> Work required: Please condense the paragraph of the article on Yemisi Ransome-Kuti's senate campaign that opens with "An only child, she grew up" while keeping its main facts.

The Nigerian woman with a famous last name is now 64 and could be home with her grandchildren, but she is here instead, at a dilapidated police barracks urging officers’ wives to take a stand.
“This is time to say enough is enough,” said Yemisi Ransome-Kuti, a cousin of the late Fela Kuti, the iconic Nigerian musician, and a longtime activist for democracy and women’s rights.
“It’s time for change,” she said at a campaign appearance ahead of April’s elections. “We are all tired. We don’t want Nigeria to continue the way it has been. These people are enslaving us. We want to restore dignity.”
After years of furthering her family’s tradition of activism, Ransome-Kuti has now decided to take her struggle to the campaign trail by running for senate under an opposition party banner in the economic capital Lagos.
Even though one of her rivals in the race is the wife of a highly influential politician in Lagos, she believes she still has to fight.
She vows to continue the struggle for competent leadership in a country long held back by corruption and mismanagement — a battle already waged by three generations of the famed Ransome-Kuti family into which she was born.
“Tunisia, Egypt and Libya are staring us in the face. To avert a violent change, people like me … felt we didn’t have any choice but to stand for our people,” she said.
“We are told we might be a failed state if we don’t do something right now to correct some of the challenges we are facing.”
Unrealised dreams
An only child, she grew up with Fela and another of her cousins, Nobel literature laureate Wole Soyinka, who six months ago launched his own political party though he is not running for office.
“The fact that three generations of my family have lived, struggled and died for justice, freedom and development in Nigeria, and have not realised that dream” has forced her to stand for office, she said.
She insists she is financially comfortable and not seeking office for personal gain, vowing to fight against the huge perks that come with political positions in Africa’s leading oil producer.
“You can have free and fair elections from here till kingdom come,” she said. “If it’s the same old characters … that we keep recycling, that have not delivered, then we are wasting our time.”
Politics in Nigeria have been dominated by the ruling Peoples Democratic Party since a return to civilian government in 1999. Incumbent President Goodluck Jonathan’s main rival is former military ruler Muhammadu Buhari in the upcoming vote.
The head of a grouping of Nigerian non-governmental organisations and an international consultant on poverty reduction, Ransome-Kuti sees shame in the fact that the majority of Nigerians must scrape for a living in one of the world’s top oil-exporting nations.

> Available data:
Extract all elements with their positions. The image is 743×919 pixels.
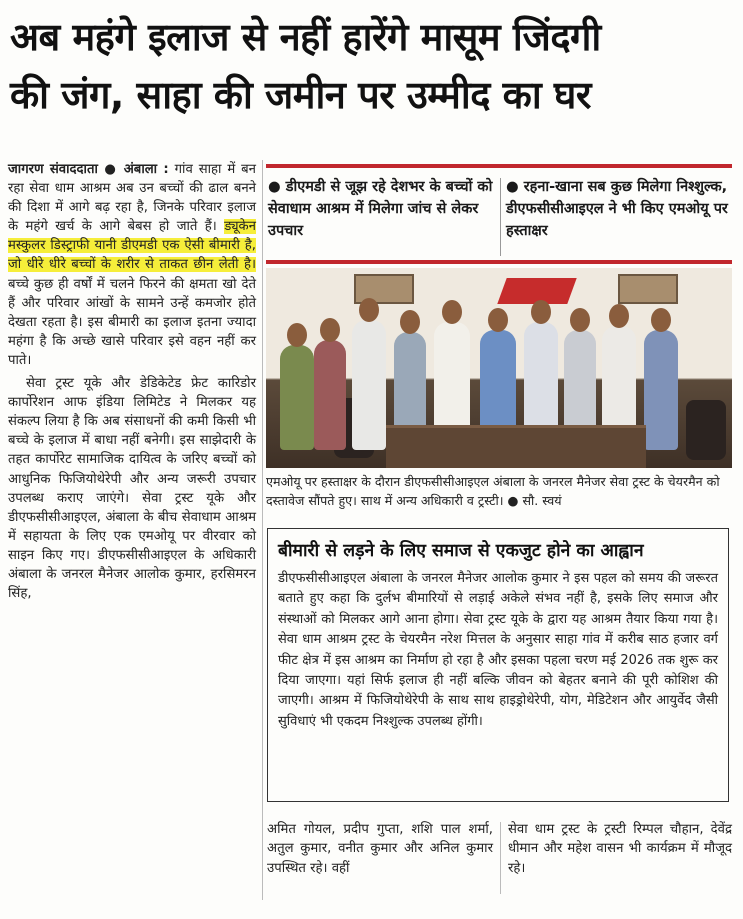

> Exercise output: An only child, she grew up with her cousins Fela and Nobel literature laureate Wole Soyinka, who started his own political party six months ago but is not running for office.